▶ Source text
All the 3 different modes of TXA administration were found to be effective in reducing blood loss in the treated groups compared with the control group. Intraoperative blood loss was significantly reduced in ivTXA (223.6 ± 40.1 mL, P < .0001) and loTXA (256.07 ± 119 mL, P = .0039) groups when compared with controls (344 ± 88.5 mL).The postoperative blood loss was least in tTXA followed by ivTXA, loTXA, and controls. There was 67% reduction in need for blood transfusion in tTXA group, 55.5% reduction in ivTXA group, and 33% reduction in loTXA group when compared with the control group.

Conclusion:

In instrumented spine surgery, ivTXA and loTXA were found to be equally effective in reducing the intraoperative blood loss. The tTXA has better postoperative blood conserving effects. This is the first study to detail about safety and efficacy on local infiltration of TXA in spine surgery, which is an effective and safe method for reducing intraoperative blood loss.

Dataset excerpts

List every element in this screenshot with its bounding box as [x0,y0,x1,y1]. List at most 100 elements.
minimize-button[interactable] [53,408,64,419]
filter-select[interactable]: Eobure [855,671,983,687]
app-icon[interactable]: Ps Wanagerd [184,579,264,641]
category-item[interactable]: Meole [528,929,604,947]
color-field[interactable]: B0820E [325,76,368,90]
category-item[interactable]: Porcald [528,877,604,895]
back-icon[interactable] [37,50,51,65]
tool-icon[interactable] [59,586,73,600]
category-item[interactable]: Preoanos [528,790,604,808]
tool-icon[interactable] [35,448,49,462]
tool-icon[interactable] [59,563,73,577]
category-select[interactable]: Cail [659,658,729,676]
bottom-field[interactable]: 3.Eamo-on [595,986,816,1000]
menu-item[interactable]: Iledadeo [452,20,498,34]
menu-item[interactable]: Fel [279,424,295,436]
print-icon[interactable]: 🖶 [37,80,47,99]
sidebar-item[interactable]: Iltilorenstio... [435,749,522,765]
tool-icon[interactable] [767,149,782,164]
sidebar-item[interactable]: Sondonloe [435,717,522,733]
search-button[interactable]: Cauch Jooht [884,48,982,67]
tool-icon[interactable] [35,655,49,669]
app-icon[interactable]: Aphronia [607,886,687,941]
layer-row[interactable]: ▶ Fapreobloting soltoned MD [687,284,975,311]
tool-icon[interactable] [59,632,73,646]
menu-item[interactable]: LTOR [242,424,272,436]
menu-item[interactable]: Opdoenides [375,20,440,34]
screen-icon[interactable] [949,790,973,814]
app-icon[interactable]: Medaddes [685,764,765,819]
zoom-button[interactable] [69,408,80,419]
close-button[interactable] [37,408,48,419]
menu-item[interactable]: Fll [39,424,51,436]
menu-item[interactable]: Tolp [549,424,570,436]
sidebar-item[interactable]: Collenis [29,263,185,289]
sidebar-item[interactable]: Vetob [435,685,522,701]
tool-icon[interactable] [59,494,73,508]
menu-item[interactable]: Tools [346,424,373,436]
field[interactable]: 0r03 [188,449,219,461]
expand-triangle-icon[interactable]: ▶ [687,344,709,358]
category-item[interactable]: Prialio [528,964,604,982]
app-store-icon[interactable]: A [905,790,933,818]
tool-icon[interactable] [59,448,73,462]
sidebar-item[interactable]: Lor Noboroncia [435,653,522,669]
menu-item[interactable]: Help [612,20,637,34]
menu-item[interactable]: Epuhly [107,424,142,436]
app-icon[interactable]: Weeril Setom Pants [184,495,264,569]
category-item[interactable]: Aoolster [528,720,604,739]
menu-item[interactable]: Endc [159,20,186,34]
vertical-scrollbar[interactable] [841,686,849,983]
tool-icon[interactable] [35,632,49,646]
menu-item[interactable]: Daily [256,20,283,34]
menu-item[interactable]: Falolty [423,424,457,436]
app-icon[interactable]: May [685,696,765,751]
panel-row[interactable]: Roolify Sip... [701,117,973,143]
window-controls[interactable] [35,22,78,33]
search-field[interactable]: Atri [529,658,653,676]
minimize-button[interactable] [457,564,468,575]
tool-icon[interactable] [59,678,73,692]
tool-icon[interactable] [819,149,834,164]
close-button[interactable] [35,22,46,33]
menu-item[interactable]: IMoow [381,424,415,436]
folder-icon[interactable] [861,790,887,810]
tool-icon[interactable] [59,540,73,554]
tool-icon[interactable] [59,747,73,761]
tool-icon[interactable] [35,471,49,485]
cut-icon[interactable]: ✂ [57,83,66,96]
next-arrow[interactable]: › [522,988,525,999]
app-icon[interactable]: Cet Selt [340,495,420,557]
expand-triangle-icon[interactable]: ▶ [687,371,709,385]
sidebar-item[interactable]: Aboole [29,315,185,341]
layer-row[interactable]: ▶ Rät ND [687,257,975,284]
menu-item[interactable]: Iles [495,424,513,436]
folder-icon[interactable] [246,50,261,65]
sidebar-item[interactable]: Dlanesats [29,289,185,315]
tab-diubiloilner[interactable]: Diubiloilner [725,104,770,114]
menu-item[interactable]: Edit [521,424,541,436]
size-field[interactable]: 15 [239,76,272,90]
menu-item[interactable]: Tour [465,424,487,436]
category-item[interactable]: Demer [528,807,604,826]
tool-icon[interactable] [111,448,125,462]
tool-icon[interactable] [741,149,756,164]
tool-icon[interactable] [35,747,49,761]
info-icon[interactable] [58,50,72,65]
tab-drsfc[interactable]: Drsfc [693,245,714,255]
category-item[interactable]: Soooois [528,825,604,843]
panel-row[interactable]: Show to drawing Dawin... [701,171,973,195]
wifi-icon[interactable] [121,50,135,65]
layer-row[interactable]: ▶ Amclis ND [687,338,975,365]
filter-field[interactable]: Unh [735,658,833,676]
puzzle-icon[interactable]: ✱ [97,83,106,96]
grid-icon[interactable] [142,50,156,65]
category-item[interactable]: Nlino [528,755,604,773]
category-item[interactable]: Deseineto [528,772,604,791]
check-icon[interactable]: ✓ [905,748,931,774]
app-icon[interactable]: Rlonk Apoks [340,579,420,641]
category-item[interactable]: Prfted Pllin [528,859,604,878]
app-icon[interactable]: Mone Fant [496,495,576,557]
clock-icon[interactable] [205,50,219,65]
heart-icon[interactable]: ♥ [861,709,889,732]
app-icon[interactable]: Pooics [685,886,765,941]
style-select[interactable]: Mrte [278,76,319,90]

▶ Task instructions
Could you rewrite the TXA study excerpt, starting with "In instrumented spine" and going on through "reducing intraoperative blood loss.", replacing "intraoperative blood loss" with "intraoperative bleeding"?

▶ Solution to the problem
In instrumented spine surgery, ivTXA and loTXA were found to be equally effective in reducing the intraoperative bleeding. The tTXA has better postoperative blood conserving effects. This is the first study to detail about safety and efficacy on local infiltration of TXA in spine surgery, which is an effective and safe method for reducing intraoperative bleeding.